_The task_
Copy each line where the word "Tests" occurs.

Data entries:

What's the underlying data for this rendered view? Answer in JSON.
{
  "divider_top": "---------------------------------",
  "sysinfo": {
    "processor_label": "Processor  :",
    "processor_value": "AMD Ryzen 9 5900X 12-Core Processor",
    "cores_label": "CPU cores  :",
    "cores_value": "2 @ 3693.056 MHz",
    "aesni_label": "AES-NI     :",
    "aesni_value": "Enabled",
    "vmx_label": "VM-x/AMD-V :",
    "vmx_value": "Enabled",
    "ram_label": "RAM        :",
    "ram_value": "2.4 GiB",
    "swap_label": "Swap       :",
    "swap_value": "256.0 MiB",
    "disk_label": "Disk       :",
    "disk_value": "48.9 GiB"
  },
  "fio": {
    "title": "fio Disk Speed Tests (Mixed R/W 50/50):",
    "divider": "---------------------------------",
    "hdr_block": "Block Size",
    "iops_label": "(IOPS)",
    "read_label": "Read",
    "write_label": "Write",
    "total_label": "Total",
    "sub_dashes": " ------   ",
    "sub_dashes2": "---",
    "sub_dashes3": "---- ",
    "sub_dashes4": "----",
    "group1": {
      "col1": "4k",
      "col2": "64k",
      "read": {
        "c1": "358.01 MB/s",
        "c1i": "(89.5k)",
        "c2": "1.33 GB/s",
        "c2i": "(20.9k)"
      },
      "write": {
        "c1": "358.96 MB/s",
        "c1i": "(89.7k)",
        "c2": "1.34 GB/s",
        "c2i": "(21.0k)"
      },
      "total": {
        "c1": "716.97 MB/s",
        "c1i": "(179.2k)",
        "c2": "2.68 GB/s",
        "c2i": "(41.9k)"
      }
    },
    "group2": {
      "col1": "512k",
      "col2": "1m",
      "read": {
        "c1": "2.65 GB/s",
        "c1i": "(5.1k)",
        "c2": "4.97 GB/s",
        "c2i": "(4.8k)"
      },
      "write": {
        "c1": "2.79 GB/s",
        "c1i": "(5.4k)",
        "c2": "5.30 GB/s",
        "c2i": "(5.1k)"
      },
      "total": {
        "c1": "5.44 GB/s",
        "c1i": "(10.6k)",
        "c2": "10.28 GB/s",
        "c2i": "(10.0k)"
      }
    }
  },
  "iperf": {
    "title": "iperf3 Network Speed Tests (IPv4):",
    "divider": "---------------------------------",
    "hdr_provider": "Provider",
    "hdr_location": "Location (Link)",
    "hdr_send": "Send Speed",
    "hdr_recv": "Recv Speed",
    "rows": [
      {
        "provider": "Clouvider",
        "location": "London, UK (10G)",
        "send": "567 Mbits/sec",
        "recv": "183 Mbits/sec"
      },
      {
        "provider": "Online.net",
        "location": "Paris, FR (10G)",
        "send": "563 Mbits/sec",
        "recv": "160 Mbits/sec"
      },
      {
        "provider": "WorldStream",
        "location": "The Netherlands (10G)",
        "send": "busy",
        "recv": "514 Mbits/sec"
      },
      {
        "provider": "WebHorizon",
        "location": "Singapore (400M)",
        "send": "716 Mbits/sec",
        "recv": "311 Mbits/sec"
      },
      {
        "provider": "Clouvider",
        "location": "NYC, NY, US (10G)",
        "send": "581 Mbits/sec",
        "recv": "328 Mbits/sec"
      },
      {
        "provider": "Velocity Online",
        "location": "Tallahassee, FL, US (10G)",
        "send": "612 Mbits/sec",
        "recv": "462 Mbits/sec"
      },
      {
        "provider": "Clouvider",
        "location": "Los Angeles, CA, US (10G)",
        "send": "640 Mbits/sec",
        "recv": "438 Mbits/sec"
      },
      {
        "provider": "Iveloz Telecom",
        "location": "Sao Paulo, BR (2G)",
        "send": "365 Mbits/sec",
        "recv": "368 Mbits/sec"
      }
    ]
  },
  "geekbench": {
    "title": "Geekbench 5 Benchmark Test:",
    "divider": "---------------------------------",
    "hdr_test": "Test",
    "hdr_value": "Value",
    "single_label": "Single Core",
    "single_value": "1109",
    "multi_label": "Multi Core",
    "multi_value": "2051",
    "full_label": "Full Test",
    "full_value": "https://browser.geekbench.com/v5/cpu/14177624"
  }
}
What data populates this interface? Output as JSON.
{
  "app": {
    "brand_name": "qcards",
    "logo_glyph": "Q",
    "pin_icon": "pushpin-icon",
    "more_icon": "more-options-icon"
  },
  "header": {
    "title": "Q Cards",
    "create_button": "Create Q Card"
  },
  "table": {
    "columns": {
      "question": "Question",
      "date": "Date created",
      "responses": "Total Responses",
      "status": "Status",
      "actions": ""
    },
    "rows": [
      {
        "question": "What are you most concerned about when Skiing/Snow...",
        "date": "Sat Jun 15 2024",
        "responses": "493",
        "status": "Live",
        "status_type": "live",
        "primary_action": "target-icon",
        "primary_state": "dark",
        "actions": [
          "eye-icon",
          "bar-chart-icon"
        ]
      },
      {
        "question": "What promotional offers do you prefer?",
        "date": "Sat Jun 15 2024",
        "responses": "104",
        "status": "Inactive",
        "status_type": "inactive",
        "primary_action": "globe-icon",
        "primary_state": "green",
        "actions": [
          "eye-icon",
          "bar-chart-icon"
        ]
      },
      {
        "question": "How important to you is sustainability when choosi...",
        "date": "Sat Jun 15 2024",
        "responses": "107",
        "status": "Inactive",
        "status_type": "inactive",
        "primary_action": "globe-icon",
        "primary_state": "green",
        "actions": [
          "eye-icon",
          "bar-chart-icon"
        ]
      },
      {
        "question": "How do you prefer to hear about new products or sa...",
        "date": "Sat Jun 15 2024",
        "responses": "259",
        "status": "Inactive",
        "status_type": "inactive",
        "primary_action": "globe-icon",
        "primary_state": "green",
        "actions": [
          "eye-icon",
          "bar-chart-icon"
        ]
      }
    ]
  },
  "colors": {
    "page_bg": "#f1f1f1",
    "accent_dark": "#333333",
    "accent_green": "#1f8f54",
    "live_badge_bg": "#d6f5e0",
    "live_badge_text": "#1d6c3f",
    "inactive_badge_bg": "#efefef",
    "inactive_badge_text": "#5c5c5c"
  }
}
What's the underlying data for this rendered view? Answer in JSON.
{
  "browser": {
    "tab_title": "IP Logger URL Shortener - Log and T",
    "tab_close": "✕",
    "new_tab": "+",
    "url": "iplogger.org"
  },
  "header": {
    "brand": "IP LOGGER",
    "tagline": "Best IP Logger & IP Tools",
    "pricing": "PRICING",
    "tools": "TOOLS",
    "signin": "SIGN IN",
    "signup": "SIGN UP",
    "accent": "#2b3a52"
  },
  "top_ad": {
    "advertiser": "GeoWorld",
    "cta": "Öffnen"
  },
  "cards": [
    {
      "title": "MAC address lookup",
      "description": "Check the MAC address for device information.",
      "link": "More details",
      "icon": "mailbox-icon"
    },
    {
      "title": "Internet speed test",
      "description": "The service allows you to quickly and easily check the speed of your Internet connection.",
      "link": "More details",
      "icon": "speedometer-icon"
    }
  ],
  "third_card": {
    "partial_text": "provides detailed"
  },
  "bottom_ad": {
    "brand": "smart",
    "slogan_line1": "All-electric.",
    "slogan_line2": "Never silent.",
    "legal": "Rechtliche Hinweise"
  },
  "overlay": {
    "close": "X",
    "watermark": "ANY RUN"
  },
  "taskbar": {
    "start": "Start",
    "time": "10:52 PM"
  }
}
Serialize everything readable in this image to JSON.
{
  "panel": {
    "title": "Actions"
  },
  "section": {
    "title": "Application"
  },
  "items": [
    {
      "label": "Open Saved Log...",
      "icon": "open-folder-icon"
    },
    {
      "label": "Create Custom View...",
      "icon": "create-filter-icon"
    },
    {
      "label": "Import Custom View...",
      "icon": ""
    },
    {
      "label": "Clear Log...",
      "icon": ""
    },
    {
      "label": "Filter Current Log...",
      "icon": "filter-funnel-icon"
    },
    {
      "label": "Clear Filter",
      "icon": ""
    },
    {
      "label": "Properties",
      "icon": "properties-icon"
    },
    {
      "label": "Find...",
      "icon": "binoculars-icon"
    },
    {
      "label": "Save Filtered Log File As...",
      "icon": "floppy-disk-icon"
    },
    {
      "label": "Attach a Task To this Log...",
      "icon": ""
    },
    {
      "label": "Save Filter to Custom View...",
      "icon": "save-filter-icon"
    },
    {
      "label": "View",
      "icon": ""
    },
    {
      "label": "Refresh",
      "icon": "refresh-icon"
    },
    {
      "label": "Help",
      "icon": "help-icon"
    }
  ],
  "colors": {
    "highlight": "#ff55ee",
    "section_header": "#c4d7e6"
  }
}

_Result_
    "title": "fio Disk Speed Tests (Mixed R/W 50/50):",
    "title": "iperf3 Network Speed Tests (IPv4):",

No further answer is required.